> _WORK TO COMPLETE_
Quote the data below in full, please, without altering anything.

> _DATA SHOWN_
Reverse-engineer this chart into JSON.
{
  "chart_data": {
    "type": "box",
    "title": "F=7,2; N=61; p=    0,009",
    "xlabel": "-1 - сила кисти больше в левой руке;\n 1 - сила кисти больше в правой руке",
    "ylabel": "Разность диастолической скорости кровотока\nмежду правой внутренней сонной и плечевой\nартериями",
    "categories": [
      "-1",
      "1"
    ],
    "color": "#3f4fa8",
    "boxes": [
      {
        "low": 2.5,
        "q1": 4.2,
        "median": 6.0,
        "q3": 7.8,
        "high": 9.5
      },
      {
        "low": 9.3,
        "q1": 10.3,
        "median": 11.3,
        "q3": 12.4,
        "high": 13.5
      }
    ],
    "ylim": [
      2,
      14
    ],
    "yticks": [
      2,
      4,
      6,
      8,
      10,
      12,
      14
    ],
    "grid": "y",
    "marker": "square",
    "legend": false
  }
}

> _CORRECT ANSWER_
Reverse-engineer this chart into JSON.
{
  "chart_data": {
    "type": "box",
    "title": "F=7,2; N=61; p=    0,009",
    "xlabel": "-1 - сила кисти больше в левой руке;\n 1 - сила кисти больше в правой руке",
    "ylabel": "Разность диастолической скорости кровотока\nмежду правой внутренней сонной и плечевой\nартериями",
    "categories": [
      "-1",
      "1"
    ],
    "color": "#3f4fa8",
    "boxes": [
      {
        "low": 2.5,
        "q1": 4.2,
        "median": 6.0,
        "q3": 7.8,
        "high": 9.5
      },
      {
        "low": 9.3,
        "q1": 10.3,
        "median": 11.3,
        "q3": 12.4,
        "high": 13.5
      }
    ],
    "ylim": [
      2,
      14
    ],
    "yticks": [
      2,
      4,
      6,
      8,
      10,
      12,
      14
    ],
    "grid": "y",
    "marker": "square",
    "legend": false
  }
}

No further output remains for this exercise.